>> BEGIN EXERCISE MATERIAL

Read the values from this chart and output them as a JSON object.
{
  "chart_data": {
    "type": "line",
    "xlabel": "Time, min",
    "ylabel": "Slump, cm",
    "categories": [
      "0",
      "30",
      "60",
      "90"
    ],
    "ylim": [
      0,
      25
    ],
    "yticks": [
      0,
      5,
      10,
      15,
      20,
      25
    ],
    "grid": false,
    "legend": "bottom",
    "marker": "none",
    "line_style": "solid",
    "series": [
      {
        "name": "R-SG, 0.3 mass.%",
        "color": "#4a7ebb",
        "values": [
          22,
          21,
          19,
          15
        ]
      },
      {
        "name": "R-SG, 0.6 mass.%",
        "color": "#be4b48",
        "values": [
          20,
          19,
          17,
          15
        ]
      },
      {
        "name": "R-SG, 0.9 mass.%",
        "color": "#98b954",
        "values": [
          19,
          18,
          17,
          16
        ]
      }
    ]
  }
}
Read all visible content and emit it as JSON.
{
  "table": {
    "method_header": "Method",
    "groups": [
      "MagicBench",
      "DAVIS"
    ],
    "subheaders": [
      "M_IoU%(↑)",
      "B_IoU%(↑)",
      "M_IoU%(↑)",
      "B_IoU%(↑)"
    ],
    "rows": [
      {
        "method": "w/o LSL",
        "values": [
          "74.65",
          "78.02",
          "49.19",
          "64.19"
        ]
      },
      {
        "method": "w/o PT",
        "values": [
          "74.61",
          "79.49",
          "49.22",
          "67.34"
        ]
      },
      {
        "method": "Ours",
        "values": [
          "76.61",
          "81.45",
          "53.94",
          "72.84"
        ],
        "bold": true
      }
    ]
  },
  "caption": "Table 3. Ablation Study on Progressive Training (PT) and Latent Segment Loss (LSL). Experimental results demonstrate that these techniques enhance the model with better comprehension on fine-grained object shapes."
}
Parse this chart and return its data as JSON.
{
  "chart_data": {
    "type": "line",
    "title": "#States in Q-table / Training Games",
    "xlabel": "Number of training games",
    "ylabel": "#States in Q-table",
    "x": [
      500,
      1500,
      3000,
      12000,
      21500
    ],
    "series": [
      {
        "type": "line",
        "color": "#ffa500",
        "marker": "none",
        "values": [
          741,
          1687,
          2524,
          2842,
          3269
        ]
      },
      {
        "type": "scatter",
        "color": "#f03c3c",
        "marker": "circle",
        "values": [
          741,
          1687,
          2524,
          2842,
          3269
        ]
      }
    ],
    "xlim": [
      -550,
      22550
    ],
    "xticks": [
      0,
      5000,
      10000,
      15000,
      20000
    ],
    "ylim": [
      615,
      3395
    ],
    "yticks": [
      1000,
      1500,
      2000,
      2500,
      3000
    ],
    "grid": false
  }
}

>> END EXERCISE MATERIAL

EXERCISE.
Transcribe all the entries, keeping each one exactly as it is.

EXERCISE RESPONSE.
Read the values from this chart and output them as a JSON object.
{
  "chart_data": {
    "type": "line",
    "xlabel": "Time, min",
    "ylabel": "Slump, cm",
    "categories": [
      "0",
      "30",
      "60",
      "90"
    ],
    "ylim": [
      0,
      25
    ],
    "yticks": [
      0,
      5,
      10,
      15,
      20,
      25
    ],
    "grid": false,
    "legend": "bottom",
    "marker": "none",
    "line_style": "solid",
    "series": [
      {
        "name": "R-SG, 0.3 mass.%",
        "color": "#4a7ebb",
        "values": [
          22,
          21,
          19,
          15
        ]
      },
      {
        "name": "R-SG, 0.6 mass.%",
        "color": "#be4b48",
        "values": [
          20,
          19,
          17,
          15
        ]
      },
      {
        "name": "R-SG, 0.9 mass.%",
        "color": "#98b954",
        "values": [
          19,
          18,
          17,
          16
        ]
      }
    ]
  }
}
Read all visible content and emit it as JSON.
{
  "table": {
    "method_header": "Method",
    "groups": [
      "MagicBench",
      "DAVIS"
    ],
    "subheaders": [
      "M_IoU%(↑)",
      "B_IoU%(↑)",
      "M_IoU%(↑)",
      "B_IoU%(↑)"
    ],
    "rows": [
      {
        "method": "w/o LSL",
        "values": [
          "74.65",
          "78.02",
          "49.19",
          "64.19"
        ]
      },
      {
        "method": "w/o PT",
        "values": [
          "74.61",
          "79.49",
          "49.22",
          "67.34"
        ]
      },
      {
        "method": "Ours",
        "values": [
          "76.61",
          "81.45",
          "53.94",
          "72.84"
        ],
        "bold": true
      }
    ]
  },
  "caption": "Table 3. Ablation Study on Progressive Training (PT) and Latent Segment Loss (LSL). Experimental results demonstrate that these techniques enhance the model with better comprehension on fine-grained object shapes."
}
Parse this chart and return its data as JSON.
{
  "chart_data": {
    "type": "line",
    "title": "#States in Q-table / Training Games",
    "xlabel": "Number of training games",
    "ylabel": "#States in Q-table",
    "x": [
      500,
      1500,
      3000,
      12000,
      21500
    ],
    "series": [
      {
        "type": "line",
        "color": "#ffa500",
        "marker": "none",
        "values": [
          741,
          1687,
          2524,
          2842,
          3269
        ]
      },
      {
        "type": "scatter",
        "color": "#f03c3c",
        "marker": "circle",
        "values": [
          741,
          1687,
          2524,
          2842,
          3269
        ]
      }
    ],
    "xlim": [
      -550,
      22550
    ],
    "xticks": [
      0,
      5000,
      10000,
      15000,
      20000
    ],
    "ylim": [
      615,
      3395
    ],
    "yticks": [
      1000,
      1500,
      2000,
      2500,
      3000
    ],
    "grid": false
  }
}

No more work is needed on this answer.